§ **WRITTEN PROBLEM**
Leave out the pictures and transcribe everything else exactly.

§ **LISTING**

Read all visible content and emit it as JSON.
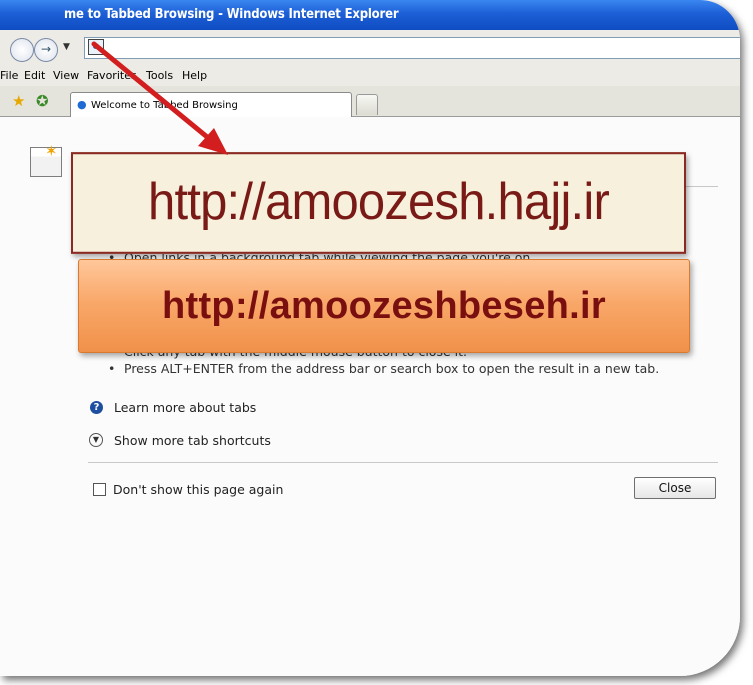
{
  "window": {
    "title": "me to Tabbed Browsing - Windows Internet Explorer"
  },
  "menu": [
    "File",
    "Edit",
    "View",
    "Favorites",
    "Tools",
    "Help"
  ],
  "tab": {
    "label": "Welcome to Tabbed Browsing"
  },
  "tips": [
    "Open links in a background tab while viewing the page you're on.",
    "Click any tab with the middle mouse button to close it.",
    "Press ALT+ENTER from the address bar or search box to open the result in a new tab."
  ],
  "links": {
    "learn_more": "Learn more about tabs",
    "show_more": "Show more tab shortcuts"
  },
  "checkbox_label": "Don't show this page again",
  "close_label": "Close",
  "banners": {
    "primary": "http://amoozesh.hajj.ir",
    "secondary": "http://amoozeshbeseh.ir"
  },
  "colors": {
    "title_bar": "#1d5fd6",
    "banner_text": "#7a1a16",
    "banner_orange": "#f9a86a",
    "arrow": "#d21e1e"
  }
}
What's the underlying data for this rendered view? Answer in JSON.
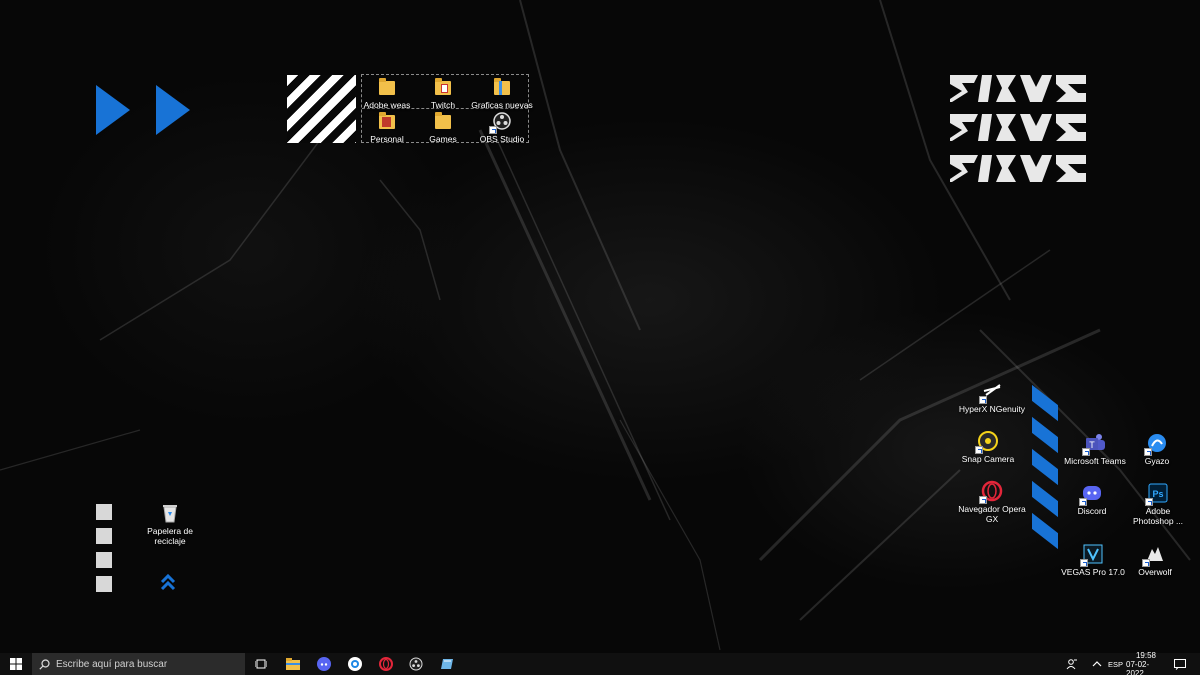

§ **RESPONSE TO THIS TASK**
Read all visible content and emit it as JSON.
{
  "window": {
    "title": "me to Tabbed Browsing - Windows Internet Explorer"
  },
  "menu": [
    "File",
    "Edit",
    "View",
    "Favorites",
    "Tools",
    "Help"
  ],
  "tab": {
    "label": "Welcome to Tabbed Browsing"
  },
  "tips": [
    "Open links in a background tab while viewing the page you're on.",
    "Click any tab with the middle mouse button to close it.",
    "Press ALT+ENTER from the address bar or search box to open the result in a new tab."
  ],
  "links": {
    "learn_more": "Learn more about tabs",
    "show_more": "Show more tab shortcuts"
  },
  "checkbox_label": "Don't show this page again",
  "close_label": "Close",
  "banners": {
    "primary": "http://amoozesh.hajj.ir",
    "secondary": "http://amoozeshbeseh.ir"
  },
  "colors": {
    "title_bar": "#1d5fd6",
    "banner_text": "#7a1a16",
    "banner_orange": "#f9a86a",
    "arrow": "#d21e1e"
  }
}
What's the underlying data for this rendered view? Answer in JSON.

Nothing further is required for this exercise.